= RECORD EXCERPTS =

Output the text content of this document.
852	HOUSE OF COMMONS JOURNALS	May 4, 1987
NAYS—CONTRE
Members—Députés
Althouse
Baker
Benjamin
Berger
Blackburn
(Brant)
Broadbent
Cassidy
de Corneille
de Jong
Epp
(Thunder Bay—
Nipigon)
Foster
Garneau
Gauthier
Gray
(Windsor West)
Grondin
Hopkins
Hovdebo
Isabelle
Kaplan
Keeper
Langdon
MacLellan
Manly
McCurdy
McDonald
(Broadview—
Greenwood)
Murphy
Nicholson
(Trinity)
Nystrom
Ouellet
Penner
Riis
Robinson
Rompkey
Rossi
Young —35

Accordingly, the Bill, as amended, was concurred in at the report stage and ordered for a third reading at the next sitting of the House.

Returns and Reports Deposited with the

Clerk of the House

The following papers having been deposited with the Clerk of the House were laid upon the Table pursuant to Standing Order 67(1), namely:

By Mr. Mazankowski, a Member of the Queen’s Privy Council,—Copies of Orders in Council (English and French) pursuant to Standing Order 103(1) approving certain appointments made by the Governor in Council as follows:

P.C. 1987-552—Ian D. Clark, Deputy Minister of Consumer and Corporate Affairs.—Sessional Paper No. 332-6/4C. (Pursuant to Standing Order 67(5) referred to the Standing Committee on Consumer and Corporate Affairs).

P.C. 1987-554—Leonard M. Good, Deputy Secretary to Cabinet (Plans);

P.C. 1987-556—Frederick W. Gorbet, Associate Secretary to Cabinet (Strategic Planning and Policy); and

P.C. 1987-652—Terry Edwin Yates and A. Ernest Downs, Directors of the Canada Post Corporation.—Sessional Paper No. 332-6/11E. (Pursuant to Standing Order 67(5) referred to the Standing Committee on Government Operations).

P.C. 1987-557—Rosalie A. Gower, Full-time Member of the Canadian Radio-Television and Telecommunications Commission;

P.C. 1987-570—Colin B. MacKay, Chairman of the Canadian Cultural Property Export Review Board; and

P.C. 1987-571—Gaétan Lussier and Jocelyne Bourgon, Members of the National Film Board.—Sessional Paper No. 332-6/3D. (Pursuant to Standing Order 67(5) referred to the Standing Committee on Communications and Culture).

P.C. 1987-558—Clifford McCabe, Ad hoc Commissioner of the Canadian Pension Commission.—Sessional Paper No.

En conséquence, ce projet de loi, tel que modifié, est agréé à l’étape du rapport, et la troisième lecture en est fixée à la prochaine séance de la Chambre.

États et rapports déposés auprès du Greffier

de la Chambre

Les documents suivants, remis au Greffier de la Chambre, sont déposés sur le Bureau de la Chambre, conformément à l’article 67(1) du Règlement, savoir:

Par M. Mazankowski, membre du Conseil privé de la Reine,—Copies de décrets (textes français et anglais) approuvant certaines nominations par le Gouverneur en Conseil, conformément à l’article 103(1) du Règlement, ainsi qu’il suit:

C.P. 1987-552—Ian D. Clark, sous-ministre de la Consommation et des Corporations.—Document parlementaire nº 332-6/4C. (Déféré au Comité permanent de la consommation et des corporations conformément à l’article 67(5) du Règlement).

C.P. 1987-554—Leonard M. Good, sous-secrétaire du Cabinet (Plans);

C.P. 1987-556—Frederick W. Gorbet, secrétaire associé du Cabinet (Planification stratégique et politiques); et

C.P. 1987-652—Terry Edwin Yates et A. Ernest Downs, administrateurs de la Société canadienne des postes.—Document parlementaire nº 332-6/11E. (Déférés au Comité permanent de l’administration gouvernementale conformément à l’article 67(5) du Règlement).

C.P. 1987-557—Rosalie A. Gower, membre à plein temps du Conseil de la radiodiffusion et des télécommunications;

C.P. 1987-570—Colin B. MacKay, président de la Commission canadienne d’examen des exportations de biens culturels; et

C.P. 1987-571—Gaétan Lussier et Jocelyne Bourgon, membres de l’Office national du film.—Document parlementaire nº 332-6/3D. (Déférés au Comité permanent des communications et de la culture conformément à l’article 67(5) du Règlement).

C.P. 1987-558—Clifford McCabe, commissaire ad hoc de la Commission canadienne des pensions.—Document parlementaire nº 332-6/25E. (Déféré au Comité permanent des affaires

= PROBLEM TO WORK ON =
Make an exact copy of the records.

= EXPECTED ANSWER =
Output the text content of this document.
852	HOUSE OF COMMONS JOURNALS	May 4, 1987
NAYS—CONTRE
Members—Députés
Althouse
Baker
Benjamin
Berger
Blackburn
(Brant)
Broadbent
Cassidy
de Corneille
de Jong
Epp
(Thunder Bay—
Nipigon)
Foster
Garneau
Gauthier
Gray
(Windsor West)
Grondin
Hopkins
Hovdebo
Isabelle
Kaplan
Keeper
Langdon
MacLellan
Manly
McCurdy
McDonald
(Broadview—
Greenwood)
Murphy
Nicholson
(Trinity)
Nystrom
Ouellet
Penner
Riis
Robinson
Rompkey
Rossi
Young —35

Accordingly, the Bill, as amended, was concurred in at the report stage and ordered for a third reading at the next sitting of the House.

Returns and Reports Deposited with the

Clerk of the House

The following papers having been deposited with the Clerk of the House were laid upon the Table pursuant to Standing Order 67(1), namely:

By Mr. Mazankowski, a Member of the Queen’s Privy Council,—Copies of Orders in Council (English and French) pursuant to Standing Order 103(1) approving certain appointments made by the Governor in Council as follows:

P.C. 1987-552—Ian D. Clark, Deputy Minister of Consumer and Corporate Affairs.—Sessional Paper No. 332-6/4C. (Pursuant to Standing Order 67(5) referred to the Standing Committee on Consumer and Corporate Affairs).

P.C. 1987-554—Leonard M. Good, Deputy Secretary to Cabinet (Plans);

P.C. 1987-556—Frederick W. Gorbet, Associate Secretary to Cabinet (Strategic Planning and Policy); and

P.C. 1987-652—Terry Edwin Yates and A. Ernest Downs, Directors of the Canada Post Corporation.—Sessional Paper No. 332-6/11E. (Pursuant to Standing Order 67(5) referred to the Standing Committee on Government Operations).

P.C. 1987-557—Rosalie A. Gower, Full-time Member of the Canadian Radio-Television and Telecommunications Commission;

P.C. 1987-570—Colin B. MacKay, Chairman of the Canadian Cultural Property Export Review Board; and

P.C. 1987-571—Gaétan Lussier and Jocelyne Bourgon, Members of the National Film Board.—Sessional Paper No. 332-6/3D. (Pursuant to Standing Order 67(5) referred to the Standing Committee on Communications and Culture).

P.C. 1987-558—Clifford McCabe, Ad hoc Commissioner of the Canadian Pension Commission.—Sessional Paper No.

En conséquence, ce projet de loi, tel que modifié, est agréé à l’étape du rapport, et la troisième lecture en est fixée à la prochaine séance de la Chambre.

États et rapports déposés auprès du Greffier

de la Chambre

Les documents suivants, remis au Greffier de la Chambre, sont déposés sur le Bureau de la Chambre, conformément à l’article 67(1) du Règlement, savoir:

Par M. Mazankowski, membre du Conseil privé de la Reine,—Copies de décrets (textes français et anglais) approuvant certaines nominations par le Gouverneur en Conseil, conformément à l’article 103(1) du Règlement, ainsi qu’il suit:

C.P. 1987-552—Ian D. Clark, sous-ministre de la Consommation et des Corporations.—Document parlementaire nº 332-6/4C. (Déféré au Comité permanent de la consommation et des corporations conformément à l’article 67(5) du Règlement).

C.P. 1987-554—Leonard M. Good, sous-secrétaire du Cabinet (Plans);

C.P. 1987-556—Frederick W. Gorbet, secrétaire associé du Cabinet (Planification stratégique et politiques); et

C.P. 1987-652—Terry Edwin Yates et A. Ernest Downs, administrateurs de la Société canadienne des postes.—Document parlementaire nº 332-6/11E. (Déférés au Comité permanent de l’administration gouvernementale conformément à l’article 67(5) du Règlement).

C.P. 1987-557—Rosalie A. Gower, membre à plein temps du Conseil de la radiodiffusion et des télécommunications;

C.P. 1987-570—Colin B. MacKay, président de la Commission canadienne d’examen des exportations de biens culturels; et

C.P. 1987-571—Gaétan Lussier et Jocelyne Bourgon, membres de l’Office national du film.—Document parlementaire nº 332-6/3D. (Déférés au Comité permanent des communications et de la culture conformément à l’article 67(5) du Règlement).

C.P. 1987-558—Clifford McCabe, commissaire ad hoc de la Commission canadienne des pensions.—Document parlementaire nº 332-6/25E. (Déféré au Comité permanent des affaires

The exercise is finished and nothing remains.